DOCUMENT SEGMENT:

Purpose To allow developers to extend the functionality of the data entry with code modules that perform domain-specific tasks.


Project35 supports plugins that can have a scope of effect for the current field, the current record or the current document. To make plugins, developers must create a Java class which implements Project35.soa.plugins.Project35Plugin.

A Java class Implementing the Project35Plugin Interface

getDisplayName() provides the name used to advertise the plugin in a menu, button or list. getDescription() returns a description of what the plugin does. isWorking() is a diagnostic method used to help Project35 determine whether a plugin should be included as a service that can be used by the end-users. isSuitableForRecordModel(...) is used to help limit the use of the plugin. It takes as arguments a model stamp that describes the version of the schema and a record class name, which indicates the record type of the currently displayed record. Both parameter values are supplied automatically by the system. Plugin developers can use the information to determine whether it is appropriate for the tool to register the plugin to suit the current data entry task.

Plugin developers can make their plugin classes implement other marker interfaces such as AnalysisPlugin, DataExportPlugin and DataImportPlugin. Project35 uses the information to produce a summary of different available plugins; the results are written to the status bar of a Project35 dialog. To ensure that their plugins are detected by the tool, developers must follow these three steps:

  1. Produce a JAR file containing the plugin classes;
  2. Rename the extension of the file from *.JAR to *.PLUGINS;
  3. Move the JAR file in the "lib" directory of the model folder.

Plugins are associated with different parts of the application via the Project35 Configuration Tool. When the data entry tool is running, plugins may appear in different places. Document-level plugins will appear in one or more of the menus in the menu bar. If plugins are associated with a given record type, then a "Plugins..." button will appear flushed top-right in the main form whenever end-users are editing an instance of that kind of record. If plugins are associated with a field, the same button will appear at the end of the form field.

PROBLEM TO WORK ON: Continue the passage on Project35 plugins, starting after its last sentence.

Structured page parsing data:
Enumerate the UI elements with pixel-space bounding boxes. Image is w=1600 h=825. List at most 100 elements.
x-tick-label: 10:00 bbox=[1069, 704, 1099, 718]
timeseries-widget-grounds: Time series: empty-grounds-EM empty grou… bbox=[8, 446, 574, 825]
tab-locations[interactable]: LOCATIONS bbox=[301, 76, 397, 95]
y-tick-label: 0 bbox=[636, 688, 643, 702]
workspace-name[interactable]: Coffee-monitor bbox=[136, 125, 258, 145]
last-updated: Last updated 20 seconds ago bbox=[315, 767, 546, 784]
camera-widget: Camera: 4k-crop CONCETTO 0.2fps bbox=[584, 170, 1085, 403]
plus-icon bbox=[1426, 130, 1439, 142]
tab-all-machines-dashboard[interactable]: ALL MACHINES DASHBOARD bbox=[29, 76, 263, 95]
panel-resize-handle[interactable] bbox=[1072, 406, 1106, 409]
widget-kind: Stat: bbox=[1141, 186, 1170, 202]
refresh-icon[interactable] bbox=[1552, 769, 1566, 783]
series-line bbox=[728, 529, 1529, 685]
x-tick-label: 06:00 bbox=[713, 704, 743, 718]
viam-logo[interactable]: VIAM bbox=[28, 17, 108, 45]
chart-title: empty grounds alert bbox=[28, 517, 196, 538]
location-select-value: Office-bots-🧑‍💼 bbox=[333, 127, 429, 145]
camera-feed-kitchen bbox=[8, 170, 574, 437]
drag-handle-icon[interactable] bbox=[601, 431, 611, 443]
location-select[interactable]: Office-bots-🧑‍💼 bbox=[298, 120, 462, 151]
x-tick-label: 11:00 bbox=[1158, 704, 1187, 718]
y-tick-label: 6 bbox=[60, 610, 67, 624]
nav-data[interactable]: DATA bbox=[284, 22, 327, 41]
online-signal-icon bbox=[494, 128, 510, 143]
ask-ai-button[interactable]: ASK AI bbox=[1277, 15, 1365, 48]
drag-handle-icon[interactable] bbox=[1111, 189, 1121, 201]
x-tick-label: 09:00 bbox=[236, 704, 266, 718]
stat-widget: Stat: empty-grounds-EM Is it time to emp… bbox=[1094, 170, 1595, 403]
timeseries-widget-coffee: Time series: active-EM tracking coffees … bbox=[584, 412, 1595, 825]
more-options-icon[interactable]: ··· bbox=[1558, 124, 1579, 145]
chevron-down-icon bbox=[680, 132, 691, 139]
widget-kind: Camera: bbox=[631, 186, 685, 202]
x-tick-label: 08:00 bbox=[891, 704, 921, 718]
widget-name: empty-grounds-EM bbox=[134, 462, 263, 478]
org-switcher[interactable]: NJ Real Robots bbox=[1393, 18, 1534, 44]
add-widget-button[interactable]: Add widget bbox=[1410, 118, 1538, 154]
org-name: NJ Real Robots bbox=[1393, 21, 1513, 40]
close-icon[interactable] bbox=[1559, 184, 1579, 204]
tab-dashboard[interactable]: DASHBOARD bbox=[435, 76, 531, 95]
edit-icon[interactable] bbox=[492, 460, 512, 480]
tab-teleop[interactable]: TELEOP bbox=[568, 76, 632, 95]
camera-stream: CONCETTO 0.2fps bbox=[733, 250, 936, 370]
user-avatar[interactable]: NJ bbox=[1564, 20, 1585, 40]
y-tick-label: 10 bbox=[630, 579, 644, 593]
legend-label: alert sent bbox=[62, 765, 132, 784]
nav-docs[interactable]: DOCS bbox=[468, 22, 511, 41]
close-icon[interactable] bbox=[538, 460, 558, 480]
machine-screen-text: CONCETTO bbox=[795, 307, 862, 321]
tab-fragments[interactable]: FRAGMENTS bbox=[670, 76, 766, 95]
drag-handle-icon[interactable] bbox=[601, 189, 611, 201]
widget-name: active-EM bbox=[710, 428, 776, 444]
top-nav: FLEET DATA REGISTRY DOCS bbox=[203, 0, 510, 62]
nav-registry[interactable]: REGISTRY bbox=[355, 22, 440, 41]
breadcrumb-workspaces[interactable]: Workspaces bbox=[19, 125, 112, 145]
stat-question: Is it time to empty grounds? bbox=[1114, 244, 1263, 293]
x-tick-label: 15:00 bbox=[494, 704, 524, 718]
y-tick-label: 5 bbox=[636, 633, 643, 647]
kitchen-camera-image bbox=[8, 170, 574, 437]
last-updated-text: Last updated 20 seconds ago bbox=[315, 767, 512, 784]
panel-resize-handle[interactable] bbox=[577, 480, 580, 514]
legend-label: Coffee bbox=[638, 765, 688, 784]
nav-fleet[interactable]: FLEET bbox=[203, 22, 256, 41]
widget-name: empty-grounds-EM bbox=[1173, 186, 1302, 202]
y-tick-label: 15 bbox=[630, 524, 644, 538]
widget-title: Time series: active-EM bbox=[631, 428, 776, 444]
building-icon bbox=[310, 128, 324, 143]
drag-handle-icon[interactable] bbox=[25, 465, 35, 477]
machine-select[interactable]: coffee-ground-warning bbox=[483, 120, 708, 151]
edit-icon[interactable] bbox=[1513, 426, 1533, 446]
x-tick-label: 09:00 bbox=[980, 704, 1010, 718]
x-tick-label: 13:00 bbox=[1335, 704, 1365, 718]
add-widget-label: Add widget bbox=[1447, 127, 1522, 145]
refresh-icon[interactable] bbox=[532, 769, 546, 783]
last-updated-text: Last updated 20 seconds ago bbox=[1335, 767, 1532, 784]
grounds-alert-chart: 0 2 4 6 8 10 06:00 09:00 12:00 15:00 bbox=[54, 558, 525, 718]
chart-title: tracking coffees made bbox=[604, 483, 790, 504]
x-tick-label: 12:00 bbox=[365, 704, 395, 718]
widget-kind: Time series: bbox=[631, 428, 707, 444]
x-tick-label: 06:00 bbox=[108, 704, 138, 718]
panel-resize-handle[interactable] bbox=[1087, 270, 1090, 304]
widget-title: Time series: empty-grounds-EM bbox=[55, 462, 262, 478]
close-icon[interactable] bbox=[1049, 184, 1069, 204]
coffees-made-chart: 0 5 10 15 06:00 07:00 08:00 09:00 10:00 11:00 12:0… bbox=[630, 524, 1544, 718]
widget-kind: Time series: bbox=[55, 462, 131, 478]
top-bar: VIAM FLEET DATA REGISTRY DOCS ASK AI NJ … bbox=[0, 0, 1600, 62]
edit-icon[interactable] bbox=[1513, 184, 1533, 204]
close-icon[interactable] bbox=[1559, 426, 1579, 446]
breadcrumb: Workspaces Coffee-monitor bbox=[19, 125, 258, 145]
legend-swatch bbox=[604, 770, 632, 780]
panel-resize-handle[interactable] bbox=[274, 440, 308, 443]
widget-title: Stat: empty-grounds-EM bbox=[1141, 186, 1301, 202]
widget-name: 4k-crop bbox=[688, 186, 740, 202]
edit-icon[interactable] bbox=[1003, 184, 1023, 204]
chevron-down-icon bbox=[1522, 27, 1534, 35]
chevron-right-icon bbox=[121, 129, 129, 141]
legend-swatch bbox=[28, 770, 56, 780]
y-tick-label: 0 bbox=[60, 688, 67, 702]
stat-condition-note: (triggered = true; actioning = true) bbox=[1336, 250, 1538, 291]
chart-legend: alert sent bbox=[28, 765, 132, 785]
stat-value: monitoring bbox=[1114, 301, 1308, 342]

REPLY:
Design Considerations

Early versions of the software used a version of the Project35Plugin interface that had a bloated list of method parameters in an execute method. Eventually, the Project35 Contexts were developed, thereby allowing plugins to access a wide range of program objects. More information on Contexts can be found on the Architecture Overview section.

public execute(Proejct35FormContext project35FormContext) {
     RecordModelFactory recordModelFactory
     = (RecordModelFactory) project35FormContext.getApplicationProperty(Project35ApplicationContext.RECORD_MODEL_FACTORY);

     NavigationTree navigationTree
     = (NavigationTree) project35FormContext.getDocumentProperty(Project35DocumentContext.NAVIGATION_TREE);

     RecordModel currentRecordModel
     = (RecordModel)

Scope of Effect

Plugins are associated with menus, records and fields via the Project35 Configuration Tool. Providing that plugins implement the project35.soa.plugins.Project35Plugin interface, changes in customised services shouldn’t effect the rest of the code base.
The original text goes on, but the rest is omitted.